━━ PROVIDED INFORMATION ━━

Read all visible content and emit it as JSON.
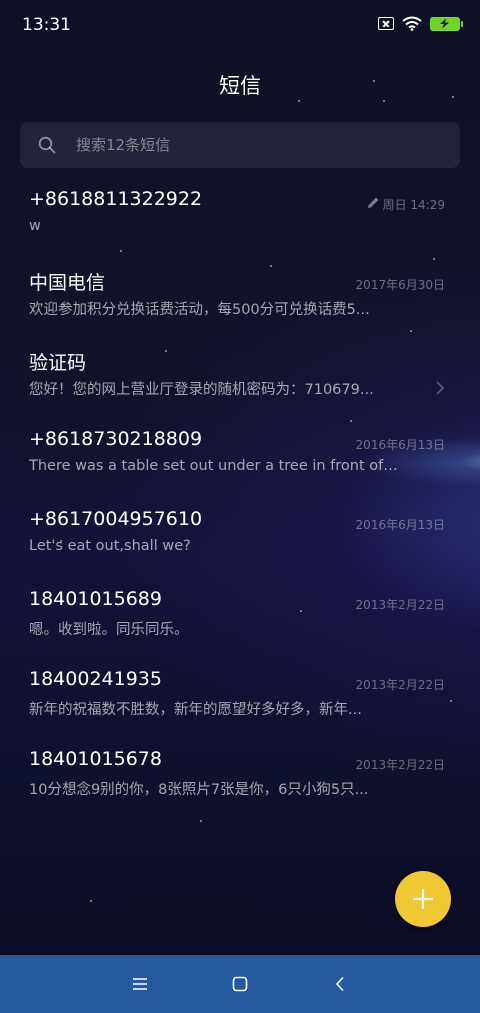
{
  "status_bar": {
    "time": "13:31",
    "icons": [
      "sim-error-icon",
      "wifi-icon",
      "battery-charging-icon"
    ],
    "battery_color": "#6fd32c"
  },
  "header": {
    "title": "短信"
  },
  "search": {
    "placeholder": "搜索12条短信"
  },
  "messages": [
    {
      "sender": "+8618811322922",
      "preview": "w",
      "date": "周日 14:29",
      "draft": true
    },
    {
      "sender": "中国电信",
      "preview": "欢迎参加积分兑换话费活动，每500分可兑换话费5...",
      "date": "2017年6月30日"
    },
    {
      "sender": "验证码",
      "preview": "您好！您的网上营业厅登录的随机密码为：710679...",
      "date": "",
      "folder": true
    },
    {
      "sender": "+8618730218809",
      "preview": "There was a table set out under a tree in front of ...",
      "date": "2016年6月13日"
    },
    {
      "sender": "+8617004957610",
      "preview": "Let's eat out,shall we?",
      "date": "2016年6月13日"
    },
    {
      "sender": "18401015689",
      "preview": "嗯。收到啦。同乐同乐。",
      "date": "2013年2月22日"
    },
    {
      "sender": "18400241935",
      "preview": "新年的祝福数不胜数，新年的愿望好多好多，新年...",
      "date": "2013年2月22日"
    },
    {
      "sender": "18401015678",
      "preview": "10分想念9别的你，8张照片7张是你，6只小狗5只...",
      "date": "2013年2月22日"
    }
  ],
  "fab": {
    "icon": "plus-icon",
    "color": "#f1c833"
  },
  "nav_bar": {
    "color": "#255a9f",
    "buttons": [
      "menu-icon",
      "home-icon",
      "back-icon"
    ]
  }
}
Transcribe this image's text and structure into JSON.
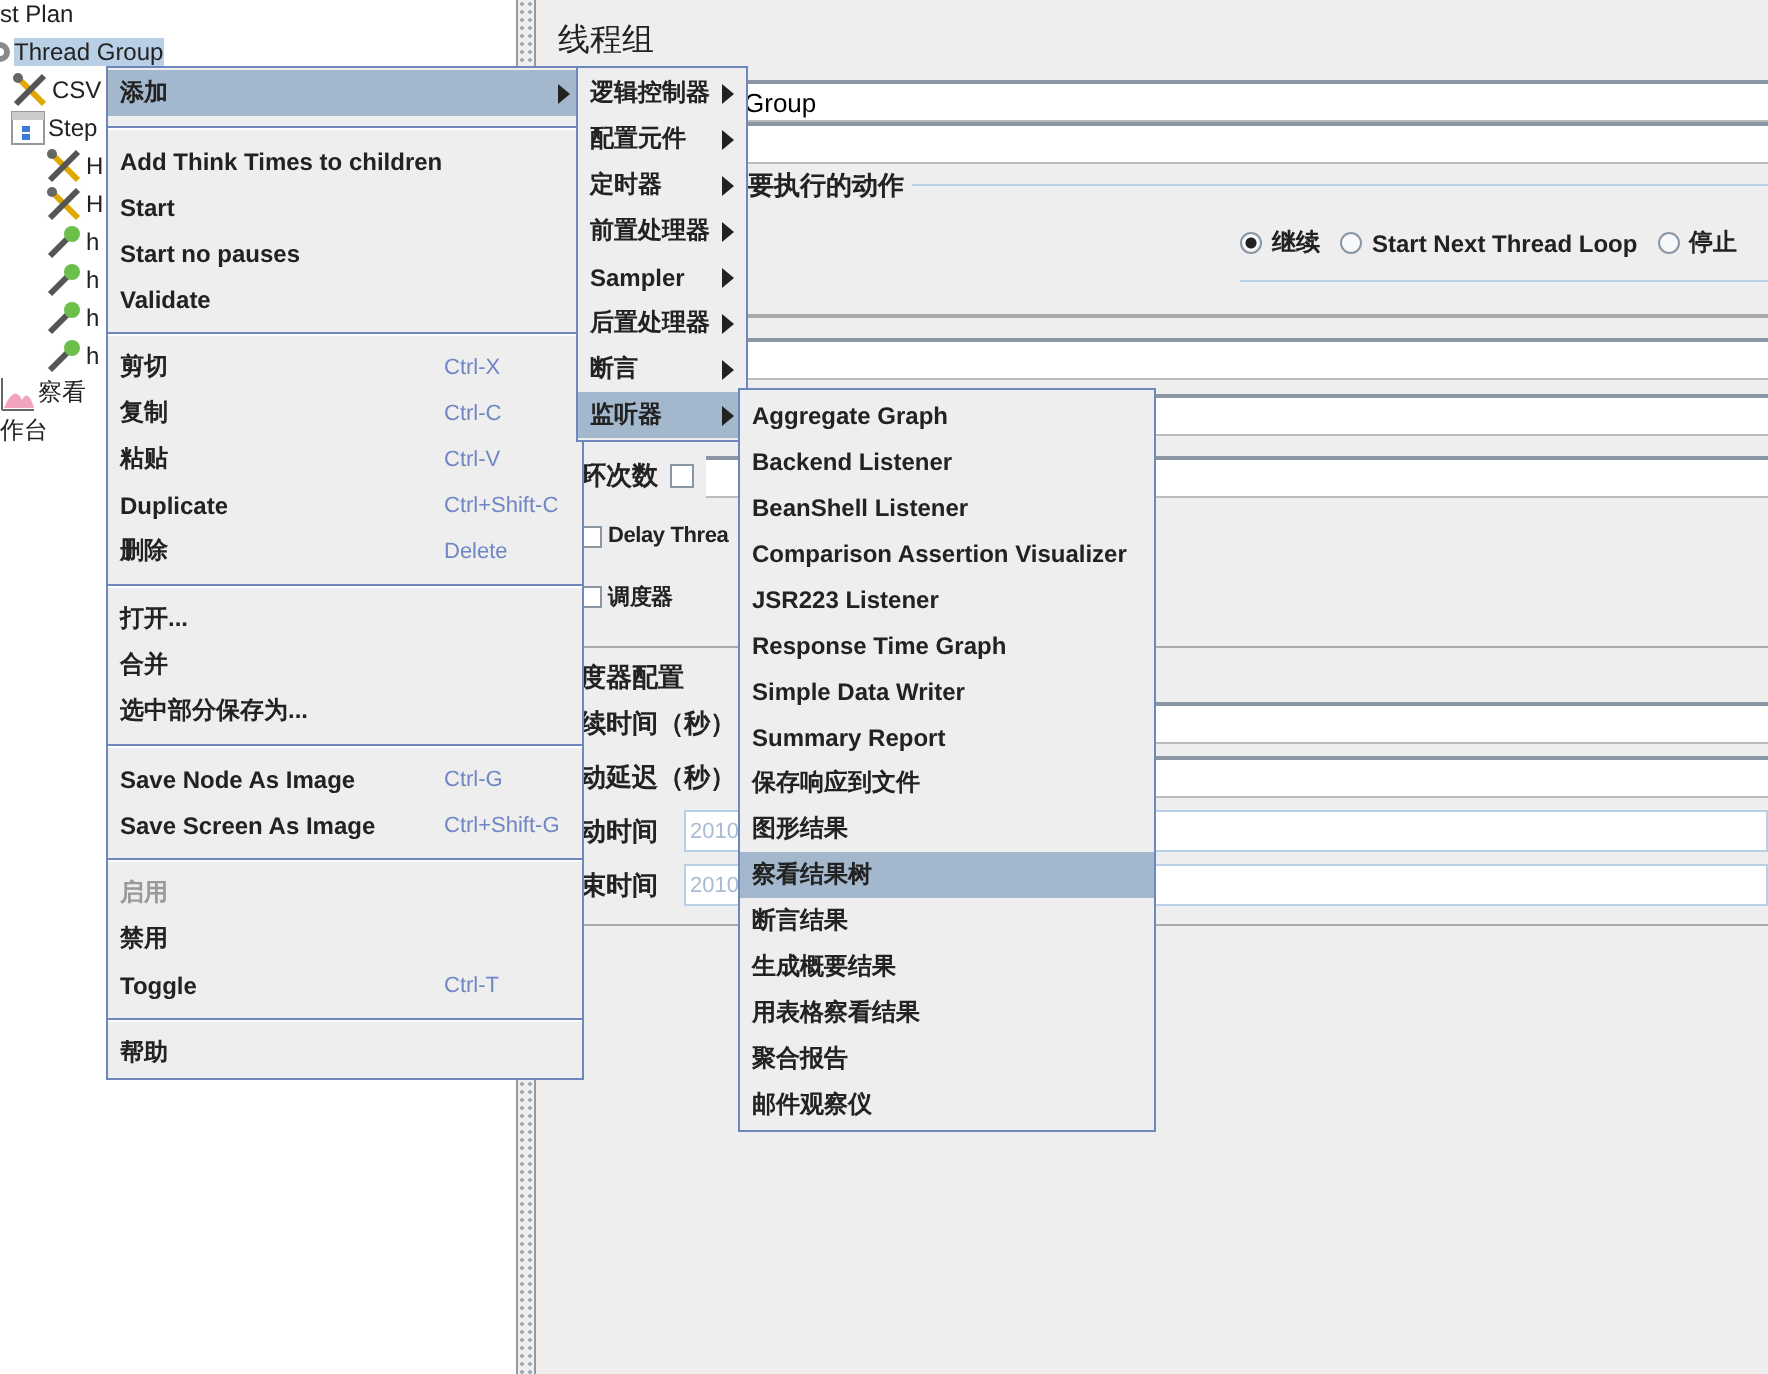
{
  "tree": [
    {
      "label": "st Plan",
      "selected": false,
      "children": [
        {
          "label": "Thread Group",
          "kind": "gear",
          "selected": true,
          "children": [
            {
              "label": "CSV",
              "kind": "tools",
              "selected": false
            },
            {
              "label": "Step",
              "kind": "step",
              "selected": false,
              "children": [
                {
                  "label": "H",
                  "kind": "tools",
                  "selected": false
                },
                {
                  "label": "H",
                  "kind": "tools",
                  "selected": false
                },
                {
                  "label": "h",
                  "kind": "pipette",
                  "selected": false
                },
                {
                  "label": "h",
                  "kind": "pipette",
                  "selected": false
                },
                {
                  "label": "h",
                  "kind": "pipette",
                  "selected": false
                },
                {
                  "label": "h",
                  "kind": "pipette",
                  "selected": false
                }
              ]
            }
          ]
        },
        {
          "label": "察看",
          "kind": "graph",
          "selected": false
        }
      ]
    },
    {
      "label": "作台",
      "selected": false
    }
  ],
  "panel": {
    "title": "线程组",
    "name_field": {
      "value": "Group"
    },
    "action_section": {
      "title": "要执行的动作",
      "options": [
        {
          "label": "继续",
          "selected": true
        },
        {
          "label": "Start Next Thread Loop",
          "selected": false
        },
        {
          "label": "停止",
          "selected": false
        }
      ]
    },
    "loop_count": {
      "label": "环次数",
      "checked": false
    },
    "checkboxes": [
      {
        "label": "Delay Threa",
        "checked": false
      },
      {
        "label": "调度器",
        "checked": false
      }
    ],
    "scheduler": {
      "title": "度器配置",
      "rows": [
        {
          "label": "续时间（秒）",
          "kind": "plain"
        },
        {
          "label": "动延迟（秒）",
          "kind": "plain"
        },
        {
          "label": "动时间",
          "kind": "date",
          "value": "2010"
        },
        {
          "label": "束时间",
          "kind": "date",
          "value": "2010"
        }
      ]
    }
  },
  "context_menu": {
    "groups": [
      [
        {
          "label": "添加",
          "selected": true,
          "submenu": true,
          "disabled": false
        }
      ],
      [
        {
          "label": "Add Think Times to children",
          "selected": false,
          "disabled": false
        },
        {
          "label": "Start",
          "selected": false,
          "disabled": false
        },
        {
          "label": "Start no pauses",
          "selected": false,
          "disabled": false
        },
        {
          "label": "Validate",
          "selected": false,
          "disabled": false
        }
      ],
      [
        {
          "label": "剪切",
          "shortcut": "Ctrl-X",
          "selected": false,
          "disabled": false
        },
        {
          "label": "复制",
          "shortcut": "Ctrl-C",
          "selected": false,
          "disabled": false
        },
        {
          "label": "粘贴",
          "shortcut": "Ctrl-V",
          "selected": false,
          "disabled": false
        },
        {
          "label": "Duplicate",
          "shortcut": "Ctrl+Shift-C",
          "selected": false,
          "disabled": false
        },
        {
          "label": "删除",
          "shortcut": "Delete",
          "selected": false,
          "disabled": false
        }
      ],
      [
        {
          "label": "打开...",
          "selected": false,
          "disabled": false
        },
        {
          "label": "合并",
          "selected": false,
          "disabled": false
        },
        {
          "label": "选中部分保存为...",
          "selected": false,
          "disabled": false
        }
      ],
      [
        {
          "label": "Save Node As Image",
          "shortcut": "Ctrl-G",
          "selected": false,
          "disabled": false
        },
        {
          "label": "Save Screen As Image",
          "shortcut": "Ctrl+Shift-G",
          "selected": false,
          "disabled": false
        }
      ],
      [
        {
          "label": "启用",
          "selected": false,
          "disabled": true
        },
        {
          "label": "禁用",
          "selected": false,
          "disabled": false
        },
        {
          "label": "Toggle",
          "shortcut": "Ctrl-T",
          "selected": false,
          "disabled": false
        }
      ],
      [
        {
          "label": "帮助",
          "selected": false,
          "disabled": false
        }
      ]
    ]
  },
  "add_submenu": [
    {
      "label": "逻辑控制器",
      "selected": false,
      "submenu": true
    },
    {
      "label": "配置元件",
      "selected": false,
      "submenu": true
    },
    {
      "label": "定时器",
      "selected": false,
      "submenu": true
    },
    {
      "label": "前置处理器",
      "selected": false,
      "submenu": true
    },
    {
      "label": "Sampler",
      "selected": false,
      "submenu": true
    },
    {
      "label": "后置处理器",
      "selected": false,
      "submenu": true
    },
    {
      "label": "断言",
      "selected": false,
      "submenu": true
    },
    {
      "label": "监听器",
      "selected": true,
      "submenu": true
    }
  ],
  "listener_submenu": [
    {
      "label": "Aggregate Graph",
      "selected": false
    },
    {
      "label": "Backend Listener",
      "selected": false
    },
    {
      "label": "BeanShell Listener",
      "selected": false
    },
    {
      "label": "Comparison Assertion Visualizer",
      "selected": false
    },
    {
      "label": "JSR223 Listener",
      "selected": false
    },
    {
      "label": "Response Time Graph",
      "selected": false
    },
    {
      "label": "Simple Data Writer",
      "selected": false
    },
    {
      "label": "Summary Report",
      "selected": false
    },
    {
      "label": "保存响应到文件",
      "selected": false
    },
    {
      "label": "图形结果",
      "selected": false
    },
    {
      "label": "察看结果树",
      "selected": true
    },
    {
      "label": "断言结果",
      "selected": false
    },
    {
      "label": "生成概要结果",
      "selected": false
    },
    {
      "label": "用表格察看结果",
      "selected": false
    },
    {
      "label": "聚合报告",
      "selected": false
    },
    {
      "label": "邮件观察仪",
      "selected": false
    }
  ]
}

━━━

**EXERCISE OBJECTIVE**
Report how many lines in these entries contain "shortcut". Answer with the number only.

**ANSWER TO THIS PROBLEM**
8